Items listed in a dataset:
★ ★ ★ ★ ★ ★ ★

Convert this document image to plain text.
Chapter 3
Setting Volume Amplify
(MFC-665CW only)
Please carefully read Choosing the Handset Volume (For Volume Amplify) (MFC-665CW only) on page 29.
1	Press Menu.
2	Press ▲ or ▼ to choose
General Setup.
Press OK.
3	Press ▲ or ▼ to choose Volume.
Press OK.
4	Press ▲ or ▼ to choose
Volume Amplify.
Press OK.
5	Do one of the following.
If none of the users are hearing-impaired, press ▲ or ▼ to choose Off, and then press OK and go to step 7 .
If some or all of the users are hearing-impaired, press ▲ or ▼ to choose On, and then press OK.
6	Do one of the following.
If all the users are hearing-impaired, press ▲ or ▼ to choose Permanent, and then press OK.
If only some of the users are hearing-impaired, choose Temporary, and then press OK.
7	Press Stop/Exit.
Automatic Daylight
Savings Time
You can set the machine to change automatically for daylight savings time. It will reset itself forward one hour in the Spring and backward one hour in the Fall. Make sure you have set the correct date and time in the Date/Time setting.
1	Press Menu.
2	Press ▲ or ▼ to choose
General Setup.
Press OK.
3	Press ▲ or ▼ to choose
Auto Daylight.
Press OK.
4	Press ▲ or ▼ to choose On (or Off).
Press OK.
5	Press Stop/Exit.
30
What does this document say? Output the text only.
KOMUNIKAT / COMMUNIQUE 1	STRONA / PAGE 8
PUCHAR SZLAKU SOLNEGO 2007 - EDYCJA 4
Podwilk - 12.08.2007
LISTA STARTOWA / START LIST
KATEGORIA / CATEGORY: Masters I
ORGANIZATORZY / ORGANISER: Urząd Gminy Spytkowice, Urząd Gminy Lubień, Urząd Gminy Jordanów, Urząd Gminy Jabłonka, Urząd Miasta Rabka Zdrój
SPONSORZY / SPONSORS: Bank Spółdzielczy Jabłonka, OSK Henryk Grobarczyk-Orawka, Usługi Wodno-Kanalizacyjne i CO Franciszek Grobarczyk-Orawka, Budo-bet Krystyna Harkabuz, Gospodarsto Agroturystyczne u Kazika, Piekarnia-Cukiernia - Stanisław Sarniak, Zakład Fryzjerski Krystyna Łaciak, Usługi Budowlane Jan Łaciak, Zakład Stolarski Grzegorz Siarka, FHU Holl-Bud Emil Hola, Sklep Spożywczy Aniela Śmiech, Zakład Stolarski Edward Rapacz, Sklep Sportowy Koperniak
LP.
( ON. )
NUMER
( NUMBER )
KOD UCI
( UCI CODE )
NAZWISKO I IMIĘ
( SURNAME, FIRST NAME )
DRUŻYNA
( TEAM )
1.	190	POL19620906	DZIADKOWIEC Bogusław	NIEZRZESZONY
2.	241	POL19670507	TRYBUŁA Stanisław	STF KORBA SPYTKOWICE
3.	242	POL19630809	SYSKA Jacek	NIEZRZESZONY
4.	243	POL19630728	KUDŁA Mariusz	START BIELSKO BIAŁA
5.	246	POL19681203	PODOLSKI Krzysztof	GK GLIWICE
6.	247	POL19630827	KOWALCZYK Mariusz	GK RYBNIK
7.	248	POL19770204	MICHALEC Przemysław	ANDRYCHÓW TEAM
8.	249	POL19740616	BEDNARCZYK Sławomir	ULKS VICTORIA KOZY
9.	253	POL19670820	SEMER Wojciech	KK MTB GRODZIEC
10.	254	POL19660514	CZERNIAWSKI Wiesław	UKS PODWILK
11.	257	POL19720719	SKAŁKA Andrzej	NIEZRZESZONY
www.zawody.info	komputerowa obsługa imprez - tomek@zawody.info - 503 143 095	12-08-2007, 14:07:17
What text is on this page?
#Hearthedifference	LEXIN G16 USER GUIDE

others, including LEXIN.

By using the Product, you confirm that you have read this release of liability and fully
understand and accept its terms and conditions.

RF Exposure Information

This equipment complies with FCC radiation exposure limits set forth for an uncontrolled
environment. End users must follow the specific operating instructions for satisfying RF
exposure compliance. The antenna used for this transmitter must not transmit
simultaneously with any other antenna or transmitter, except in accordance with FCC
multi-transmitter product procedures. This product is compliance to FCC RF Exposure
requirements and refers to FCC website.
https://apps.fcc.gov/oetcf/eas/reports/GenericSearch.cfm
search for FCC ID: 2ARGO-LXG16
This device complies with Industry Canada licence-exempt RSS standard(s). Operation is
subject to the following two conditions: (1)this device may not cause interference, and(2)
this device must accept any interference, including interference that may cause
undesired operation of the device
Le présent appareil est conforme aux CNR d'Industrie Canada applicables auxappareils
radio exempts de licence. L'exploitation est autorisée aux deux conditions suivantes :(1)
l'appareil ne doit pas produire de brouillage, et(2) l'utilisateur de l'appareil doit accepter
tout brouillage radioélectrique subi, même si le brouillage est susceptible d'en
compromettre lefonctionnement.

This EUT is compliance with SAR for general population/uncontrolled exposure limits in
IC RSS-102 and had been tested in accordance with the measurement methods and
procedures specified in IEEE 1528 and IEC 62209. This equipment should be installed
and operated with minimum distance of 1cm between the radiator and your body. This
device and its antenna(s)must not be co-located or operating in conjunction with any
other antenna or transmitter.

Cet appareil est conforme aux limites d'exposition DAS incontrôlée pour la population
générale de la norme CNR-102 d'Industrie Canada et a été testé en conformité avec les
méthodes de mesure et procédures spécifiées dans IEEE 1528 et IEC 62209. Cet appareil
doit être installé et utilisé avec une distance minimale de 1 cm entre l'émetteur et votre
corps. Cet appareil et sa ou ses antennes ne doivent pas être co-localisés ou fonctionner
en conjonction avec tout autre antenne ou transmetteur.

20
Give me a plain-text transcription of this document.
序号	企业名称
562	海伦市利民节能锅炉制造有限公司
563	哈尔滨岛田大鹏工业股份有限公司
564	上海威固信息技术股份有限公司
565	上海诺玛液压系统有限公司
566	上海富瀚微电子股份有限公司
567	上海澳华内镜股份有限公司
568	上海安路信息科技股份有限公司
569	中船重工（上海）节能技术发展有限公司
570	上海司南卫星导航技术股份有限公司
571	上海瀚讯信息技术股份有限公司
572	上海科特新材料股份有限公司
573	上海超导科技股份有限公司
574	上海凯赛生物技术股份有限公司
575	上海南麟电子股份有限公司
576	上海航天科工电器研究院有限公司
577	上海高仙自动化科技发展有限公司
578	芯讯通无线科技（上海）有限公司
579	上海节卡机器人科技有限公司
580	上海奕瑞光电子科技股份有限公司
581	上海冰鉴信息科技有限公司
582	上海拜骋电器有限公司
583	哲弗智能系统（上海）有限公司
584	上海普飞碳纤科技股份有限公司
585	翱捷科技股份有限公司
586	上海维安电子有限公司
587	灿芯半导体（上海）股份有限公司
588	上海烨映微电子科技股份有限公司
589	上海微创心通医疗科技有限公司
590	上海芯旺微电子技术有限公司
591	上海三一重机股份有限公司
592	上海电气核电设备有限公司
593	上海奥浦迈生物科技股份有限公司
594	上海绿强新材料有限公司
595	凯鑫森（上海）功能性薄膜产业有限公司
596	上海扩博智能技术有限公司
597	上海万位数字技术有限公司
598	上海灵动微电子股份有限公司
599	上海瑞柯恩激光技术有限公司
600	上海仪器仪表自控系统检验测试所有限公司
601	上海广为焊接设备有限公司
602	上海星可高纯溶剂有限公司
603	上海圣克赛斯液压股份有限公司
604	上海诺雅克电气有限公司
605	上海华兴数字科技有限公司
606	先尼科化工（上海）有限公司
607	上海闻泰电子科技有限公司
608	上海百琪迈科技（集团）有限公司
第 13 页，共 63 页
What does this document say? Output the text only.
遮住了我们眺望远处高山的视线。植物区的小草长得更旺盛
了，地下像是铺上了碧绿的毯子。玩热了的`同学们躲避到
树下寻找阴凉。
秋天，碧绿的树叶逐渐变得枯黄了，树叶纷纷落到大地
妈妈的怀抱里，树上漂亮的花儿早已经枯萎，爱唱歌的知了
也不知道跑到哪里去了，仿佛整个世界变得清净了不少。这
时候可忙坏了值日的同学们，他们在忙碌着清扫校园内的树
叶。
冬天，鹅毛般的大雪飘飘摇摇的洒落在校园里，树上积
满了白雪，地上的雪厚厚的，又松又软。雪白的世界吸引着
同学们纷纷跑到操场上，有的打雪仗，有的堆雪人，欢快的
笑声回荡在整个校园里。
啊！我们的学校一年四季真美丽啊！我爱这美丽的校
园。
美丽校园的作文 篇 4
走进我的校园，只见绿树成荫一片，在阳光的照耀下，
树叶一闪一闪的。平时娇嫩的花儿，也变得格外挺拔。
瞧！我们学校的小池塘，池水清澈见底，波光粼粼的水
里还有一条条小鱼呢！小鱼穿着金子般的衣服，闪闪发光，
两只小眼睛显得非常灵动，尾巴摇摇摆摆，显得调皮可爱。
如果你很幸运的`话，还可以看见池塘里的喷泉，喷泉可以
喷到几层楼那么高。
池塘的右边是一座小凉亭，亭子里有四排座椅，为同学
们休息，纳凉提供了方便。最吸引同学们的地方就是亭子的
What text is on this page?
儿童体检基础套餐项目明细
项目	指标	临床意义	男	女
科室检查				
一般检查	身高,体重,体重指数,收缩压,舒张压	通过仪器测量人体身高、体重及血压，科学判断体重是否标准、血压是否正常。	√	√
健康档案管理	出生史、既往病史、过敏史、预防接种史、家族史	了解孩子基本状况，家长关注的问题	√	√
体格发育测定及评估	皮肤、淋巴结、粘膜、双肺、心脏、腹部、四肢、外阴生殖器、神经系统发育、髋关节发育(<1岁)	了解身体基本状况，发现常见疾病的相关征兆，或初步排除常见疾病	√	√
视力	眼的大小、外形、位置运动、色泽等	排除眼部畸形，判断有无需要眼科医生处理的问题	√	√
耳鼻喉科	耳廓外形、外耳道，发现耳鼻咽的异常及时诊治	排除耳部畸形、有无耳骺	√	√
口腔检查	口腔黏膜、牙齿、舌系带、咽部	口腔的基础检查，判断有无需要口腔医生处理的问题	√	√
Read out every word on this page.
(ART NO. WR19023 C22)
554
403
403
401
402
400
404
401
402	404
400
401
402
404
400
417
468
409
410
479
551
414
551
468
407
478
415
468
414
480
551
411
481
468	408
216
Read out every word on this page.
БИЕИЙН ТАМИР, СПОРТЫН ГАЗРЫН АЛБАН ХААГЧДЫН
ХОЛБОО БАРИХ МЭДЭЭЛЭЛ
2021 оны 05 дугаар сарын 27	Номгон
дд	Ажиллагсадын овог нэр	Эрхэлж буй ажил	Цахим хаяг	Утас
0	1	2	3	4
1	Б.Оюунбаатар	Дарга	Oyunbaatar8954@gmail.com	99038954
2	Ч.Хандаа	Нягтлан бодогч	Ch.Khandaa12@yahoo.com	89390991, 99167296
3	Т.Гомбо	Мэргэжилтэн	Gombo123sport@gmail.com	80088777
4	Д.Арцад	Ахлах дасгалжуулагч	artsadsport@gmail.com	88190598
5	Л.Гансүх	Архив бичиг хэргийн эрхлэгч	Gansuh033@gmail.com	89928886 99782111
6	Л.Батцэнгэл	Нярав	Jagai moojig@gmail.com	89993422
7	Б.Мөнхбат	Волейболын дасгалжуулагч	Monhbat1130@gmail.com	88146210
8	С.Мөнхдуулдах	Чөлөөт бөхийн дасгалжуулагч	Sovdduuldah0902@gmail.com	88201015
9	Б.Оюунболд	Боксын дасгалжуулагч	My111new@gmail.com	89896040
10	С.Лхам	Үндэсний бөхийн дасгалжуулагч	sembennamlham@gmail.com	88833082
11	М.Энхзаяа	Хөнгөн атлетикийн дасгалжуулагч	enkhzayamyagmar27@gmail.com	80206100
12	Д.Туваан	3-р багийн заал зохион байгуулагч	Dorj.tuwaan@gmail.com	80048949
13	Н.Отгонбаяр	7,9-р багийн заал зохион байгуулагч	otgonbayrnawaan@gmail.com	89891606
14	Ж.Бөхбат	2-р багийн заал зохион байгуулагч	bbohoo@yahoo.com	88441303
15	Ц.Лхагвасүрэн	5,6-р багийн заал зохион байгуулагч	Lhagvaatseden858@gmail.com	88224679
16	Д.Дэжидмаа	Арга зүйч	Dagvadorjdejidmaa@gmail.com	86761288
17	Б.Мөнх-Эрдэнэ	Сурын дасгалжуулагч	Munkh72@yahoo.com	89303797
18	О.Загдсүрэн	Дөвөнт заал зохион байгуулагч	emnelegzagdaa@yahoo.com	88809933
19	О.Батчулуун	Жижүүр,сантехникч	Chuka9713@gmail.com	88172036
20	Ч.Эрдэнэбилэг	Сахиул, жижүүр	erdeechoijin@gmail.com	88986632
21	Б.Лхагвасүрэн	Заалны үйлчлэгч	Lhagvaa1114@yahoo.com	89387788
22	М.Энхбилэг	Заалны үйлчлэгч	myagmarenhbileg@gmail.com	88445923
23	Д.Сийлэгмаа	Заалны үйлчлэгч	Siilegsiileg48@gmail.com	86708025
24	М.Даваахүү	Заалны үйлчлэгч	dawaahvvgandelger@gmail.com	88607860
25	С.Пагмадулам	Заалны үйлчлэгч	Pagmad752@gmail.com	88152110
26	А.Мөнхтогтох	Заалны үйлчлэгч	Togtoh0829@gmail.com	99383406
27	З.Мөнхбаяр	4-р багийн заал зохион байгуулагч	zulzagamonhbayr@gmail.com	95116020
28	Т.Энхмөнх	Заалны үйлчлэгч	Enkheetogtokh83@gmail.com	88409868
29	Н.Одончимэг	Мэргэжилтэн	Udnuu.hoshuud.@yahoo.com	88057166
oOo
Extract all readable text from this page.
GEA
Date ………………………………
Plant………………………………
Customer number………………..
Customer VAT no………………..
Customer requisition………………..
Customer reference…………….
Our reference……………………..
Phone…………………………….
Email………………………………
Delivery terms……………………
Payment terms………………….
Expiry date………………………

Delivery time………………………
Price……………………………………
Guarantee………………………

★ ★ ★ ★ ★ ★ ★

Above are the records. Identify each line that contains the word "procedures".

multi-transmitter product procedures. This product is compliance to FCC RF Exposure
procedures specified in IEEE 1528 and IEC 62209. This equipment should be installed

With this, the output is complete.